TASK BRIEF >> Pull out every line of the listing below where "name" appears.

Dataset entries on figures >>

—————

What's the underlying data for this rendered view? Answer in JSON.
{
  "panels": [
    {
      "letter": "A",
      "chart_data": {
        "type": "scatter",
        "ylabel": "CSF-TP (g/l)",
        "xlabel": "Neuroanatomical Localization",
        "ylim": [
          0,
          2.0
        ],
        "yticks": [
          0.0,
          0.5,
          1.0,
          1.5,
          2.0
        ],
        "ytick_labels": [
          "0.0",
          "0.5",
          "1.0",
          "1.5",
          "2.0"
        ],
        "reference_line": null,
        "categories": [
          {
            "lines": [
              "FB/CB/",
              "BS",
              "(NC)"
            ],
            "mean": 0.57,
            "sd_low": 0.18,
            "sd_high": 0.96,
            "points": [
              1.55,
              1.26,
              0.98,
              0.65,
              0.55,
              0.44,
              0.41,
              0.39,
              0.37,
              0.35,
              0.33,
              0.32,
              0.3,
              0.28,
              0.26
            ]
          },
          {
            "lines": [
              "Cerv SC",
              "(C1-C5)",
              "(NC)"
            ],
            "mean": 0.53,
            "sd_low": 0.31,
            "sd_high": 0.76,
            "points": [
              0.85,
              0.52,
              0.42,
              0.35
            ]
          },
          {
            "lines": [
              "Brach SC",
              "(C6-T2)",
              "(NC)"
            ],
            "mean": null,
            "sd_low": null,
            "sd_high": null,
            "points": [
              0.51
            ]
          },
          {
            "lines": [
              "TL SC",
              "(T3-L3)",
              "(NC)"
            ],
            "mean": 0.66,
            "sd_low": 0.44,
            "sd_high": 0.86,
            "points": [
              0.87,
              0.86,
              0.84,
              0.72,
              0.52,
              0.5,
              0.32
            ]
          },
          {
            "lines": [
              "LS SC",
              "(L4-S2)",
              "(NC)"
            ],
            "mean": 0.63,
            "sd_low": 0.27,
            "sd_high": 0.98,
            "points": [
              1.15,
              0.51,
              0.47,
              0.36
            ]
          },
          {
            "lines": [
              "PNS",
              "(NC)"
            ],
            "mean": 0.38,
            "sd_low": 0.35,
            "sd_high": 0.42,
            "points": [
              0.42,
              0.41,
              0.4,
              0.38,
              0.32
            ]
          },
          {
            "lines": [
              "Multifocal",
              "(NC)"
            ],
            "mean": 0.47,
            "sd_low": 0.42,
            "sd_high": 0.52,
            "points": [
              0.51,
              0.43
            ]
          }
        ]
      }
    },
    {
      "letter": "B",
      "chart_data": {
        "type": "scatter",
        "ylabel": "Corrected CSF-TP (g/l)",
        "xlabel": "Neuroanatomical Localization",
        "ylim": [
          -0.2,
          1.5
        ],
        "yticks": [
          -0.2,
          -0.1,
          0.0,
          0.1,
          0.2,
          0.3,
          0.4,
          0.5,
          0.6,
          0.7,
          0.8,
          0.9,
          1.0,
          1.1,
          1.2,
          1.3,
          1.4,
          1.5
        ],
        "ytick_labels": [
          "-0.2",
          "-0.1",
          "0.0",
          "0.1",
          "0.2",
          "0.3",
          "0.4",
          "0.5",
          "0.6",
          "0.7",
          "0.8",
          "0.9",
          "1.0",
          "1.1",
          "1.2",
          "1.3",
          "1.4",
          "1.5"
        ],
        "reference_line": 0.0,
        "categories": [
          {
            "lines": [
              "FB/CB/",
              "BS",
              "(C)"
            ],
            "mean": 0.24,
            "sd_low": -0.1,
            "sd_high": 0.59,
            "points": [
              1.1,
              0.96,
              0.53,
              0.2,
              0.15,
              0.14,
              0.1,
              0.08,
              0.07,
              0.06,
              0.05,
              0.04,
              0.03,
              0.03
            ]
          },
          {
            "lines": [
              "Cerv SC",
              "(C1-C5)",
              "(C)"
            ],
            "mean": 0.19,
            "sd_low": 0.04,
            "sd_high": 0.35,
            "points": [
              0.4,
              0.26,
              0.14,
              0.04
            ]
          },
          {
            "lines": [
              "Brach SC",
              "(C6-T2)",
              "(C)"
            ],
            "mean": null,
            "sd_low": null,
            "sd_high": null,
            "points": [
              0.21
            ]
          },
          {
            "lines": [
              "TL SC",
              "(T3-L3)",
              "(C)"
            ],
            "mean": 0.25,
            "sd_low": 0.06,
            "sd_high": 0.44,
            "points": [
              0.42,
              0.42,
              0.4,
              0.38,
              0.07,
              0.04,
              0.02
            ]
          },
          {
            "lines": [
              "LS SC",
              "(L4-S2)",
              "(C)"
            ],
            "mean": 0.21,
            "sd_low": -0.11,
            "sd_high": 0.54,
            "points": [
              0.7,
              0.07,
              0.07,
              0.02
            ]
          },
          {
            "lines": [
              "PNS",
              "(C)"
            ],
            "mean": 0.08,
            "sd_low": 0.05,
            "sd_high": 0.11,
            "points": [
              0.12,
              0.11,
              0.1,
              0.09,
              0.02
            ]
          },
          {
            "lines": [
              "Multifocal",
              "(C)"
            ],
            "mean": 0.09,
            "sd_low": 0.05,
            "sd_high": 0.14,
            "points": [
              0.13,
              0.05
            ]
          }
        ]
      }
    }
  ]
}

—————

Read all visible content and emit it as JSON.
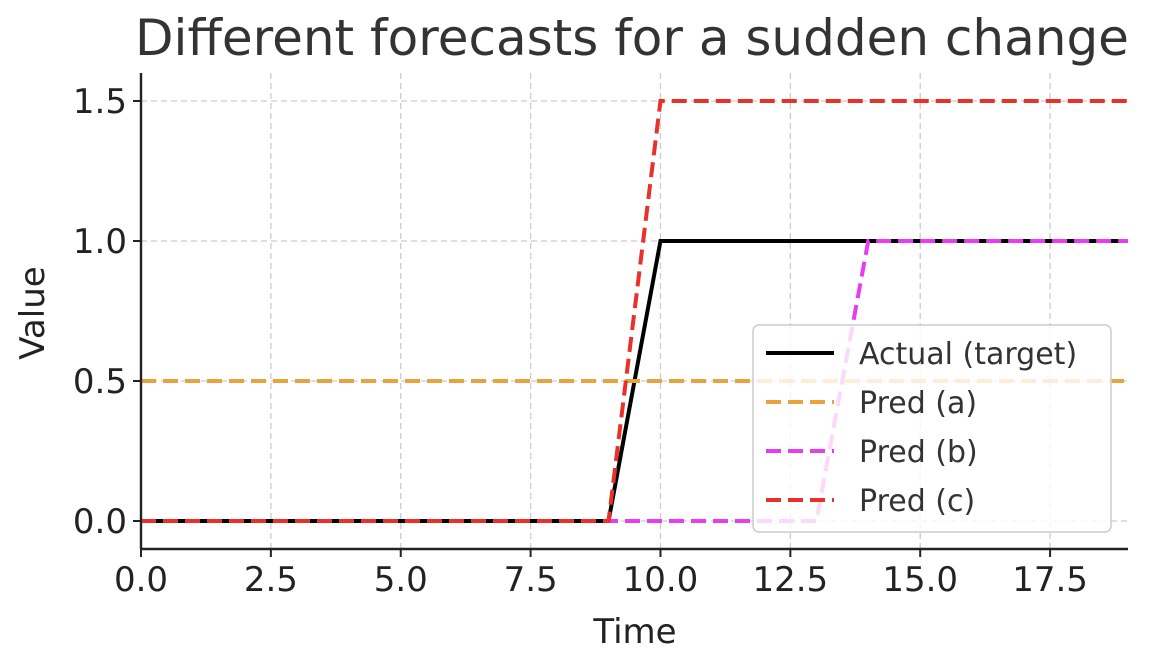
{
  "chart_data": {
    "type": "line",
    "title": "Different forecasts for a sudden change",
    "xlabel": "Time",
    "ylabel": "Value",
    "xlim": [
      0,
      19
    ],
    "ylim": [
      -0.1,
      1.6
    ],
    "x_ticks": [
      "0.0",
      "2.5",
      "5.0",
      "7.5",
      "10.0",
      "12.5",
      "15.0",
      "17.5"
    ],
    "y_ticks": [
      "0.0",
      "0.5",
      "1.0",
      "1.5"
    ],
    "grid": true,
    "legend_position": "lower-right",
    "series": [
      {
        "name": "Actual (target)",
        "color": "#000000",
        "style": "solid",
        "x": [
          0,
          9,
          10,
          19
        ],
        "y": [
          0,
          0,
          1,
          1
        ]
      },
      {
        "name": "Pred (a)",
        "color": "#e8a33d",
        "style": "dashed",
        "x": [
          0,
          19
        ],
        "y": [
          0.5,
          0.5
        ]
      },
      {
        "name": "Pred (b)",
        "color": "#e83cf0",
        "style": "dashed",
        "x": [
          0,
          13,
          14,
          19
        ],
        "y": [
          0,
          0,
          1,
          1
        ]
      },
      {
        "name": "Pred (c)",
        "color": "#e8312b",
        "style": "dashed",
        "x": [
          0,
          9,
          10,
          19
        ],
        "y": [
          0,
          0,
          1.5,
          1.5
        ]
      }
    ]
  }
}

—————

THE RESULT >>
        "name": "Actual (target)",
        "name": "Pred (a)",
        "name": "Pred (b)",
        "name": "Pred (c)",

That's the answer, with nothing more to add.